* [RECORDS TO USE]:
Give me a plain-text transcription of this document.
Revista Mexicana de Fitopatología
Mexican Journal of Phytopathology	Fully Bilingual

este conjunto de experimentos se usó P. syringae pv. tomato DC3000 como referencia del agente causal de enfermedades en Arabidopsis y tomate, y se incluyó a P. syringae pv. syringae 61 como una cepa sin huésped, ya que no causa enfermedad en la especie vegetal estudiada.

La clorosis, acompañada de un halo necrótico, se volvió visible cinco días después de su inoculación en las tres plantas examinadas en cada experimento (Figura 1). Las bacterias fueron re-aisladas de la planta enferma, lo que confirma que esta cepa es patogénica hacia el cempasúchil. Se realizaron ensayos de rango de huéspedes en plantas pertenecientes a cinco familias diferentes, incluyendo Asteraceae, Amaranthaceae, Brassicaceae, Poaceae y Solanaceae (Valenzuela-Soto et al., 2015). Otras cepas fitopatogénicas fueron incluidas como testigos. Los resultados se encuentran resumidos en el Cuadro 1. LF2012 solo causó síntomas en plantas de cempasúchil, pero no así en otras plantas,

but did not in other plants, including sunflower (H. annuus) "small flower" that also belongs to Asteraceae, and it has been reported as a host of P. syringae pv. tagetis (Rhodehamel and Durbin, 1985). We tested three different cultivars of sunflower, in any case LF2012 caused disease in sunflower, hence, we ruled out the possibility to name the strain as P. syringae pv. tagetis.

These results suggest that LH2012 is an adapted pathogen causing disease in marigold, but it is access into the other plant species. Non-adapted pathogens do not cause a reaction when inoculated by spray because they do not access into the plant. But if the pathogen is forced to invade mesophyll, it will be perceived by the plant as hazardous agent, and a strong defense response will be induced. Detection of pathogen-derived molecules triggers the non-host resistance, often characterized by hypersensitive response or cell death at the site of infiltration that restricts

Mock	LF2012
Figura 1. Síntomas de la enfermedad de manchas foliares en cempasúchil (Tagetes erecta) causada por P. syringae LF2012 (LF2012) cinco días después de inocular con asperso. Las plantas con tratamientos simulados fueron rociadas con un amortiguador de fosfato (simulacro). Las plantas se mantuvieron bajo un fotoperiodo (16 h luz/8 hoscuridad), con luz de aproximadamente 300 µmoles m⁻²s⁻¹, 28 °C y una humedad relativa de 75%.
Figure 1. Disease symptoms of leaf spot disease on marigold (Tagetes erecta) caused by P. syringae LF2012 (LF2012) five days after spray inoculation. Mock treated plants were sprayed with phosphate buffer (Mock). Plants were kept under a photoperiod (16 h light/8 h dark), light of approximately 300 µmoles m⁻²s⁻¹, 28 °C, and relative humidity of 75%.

* [PROBLEM TO SOLVE]:
With every word kept as it is, set down the entries again.

* [SOLUTION TO THE EXERCISE]:
Give me a plain-text transcription of this document.
Revista Mexicana de Fitopatología
Mexican Journal of Phytopathology	Fully Bilingual

este conjunto de experimentos se usó P. syringae pv. tomato DC3000 como referencia del agente causal de enfermedades en Arabidopsis y tomate, y se incluyó a P. syringae pv. syringae 61 como una cepa sin huésped, ya que no causa enfermedad en la especie vegetal estudiada.

La clorosis, acompañada de un halo necrótico, se volvió visible cinco días después de su inoculación en las tres plantas examinadas en cada experimento (Figura 1). Las bacterias fueron re-aisladas de la planta enferma, lo que confirma que esta cepa es patogénica hacia el cempasúchil. Se realizaron ensayos de rango de huéspedes en plantas pertenecientes a cinco familias diferentes, incluyendo Asteraceae, Amaranthaceae, Brassicaceae, Poaceae y Solanaceae (Valenzuela-Soto et al., 2015). Otras cepas fitopatogénicas fueron incluidas como testigos. Los resultados se encuentran resumidos en el Cuadro 1. LF2012 solo causó síntomas en plantas de cempasúchil, pero no así en otras plantas,

but did not in other plants, including sunflower (H. annuus) "small flower" that also belongs to Asteraceae, and it has been reported as a host of P. syringae pv. tagetis (Rhodehamel and Durbin, 1985). We tested three different cultivars of sunflower, in any case LF2012 caused disease in sunflower, hence, we ruled out the possibility to name the strain as P. syringae pv. tagetis.

These results suggest that LH2012 is an adapted pathogen causing disease in marigold, but it is access into the other plant species. Non-adapted pathogens do not cause a reaction when inoculated by spray because they do not access into the plant. But if the pathogen is forced to invade mesophyll, it will be perceived by the plant as hazardous agent, and a strong defense response will be induced. Detection of pathogen-derived molecules triggers the non-host resistance, often characterized by hypersensitive response or cell death at the site of infiltration that restricts

Mock	LF2012
Figura 1. Síntomas de la enfermedad de manchas foliares en cempasúchil (Tagetes erecta) causada por P. syringae LF2012 (LF2012) cinco días después de inocular con asperso. Las plantas con tratamientos simulados fueron rociadas con un amortiguador de fosfato (simulacro). Las plantas se mantuvieron bajo un fotoperiodo (16 h luz/8 hoscuridad), con luz de aproximadamente 300 µmoles m⁻²s⁻¹, 28 °C y una humedad relativa de 75%.
Figure 1. Disease symptoms of leaf spot disease on marigold (Tagetes erecta) caused by P. syringae LF2012 (LF2012) five days after spray inoculation. Mock treated plants were sprayed with phosphate buffer (Mock). Plants were kept under a photoperiod (16 h light/8 h dark), light of approximately 300 µmoles m⁻²s⁻¹, 28 °C, and relative humidity of 75%.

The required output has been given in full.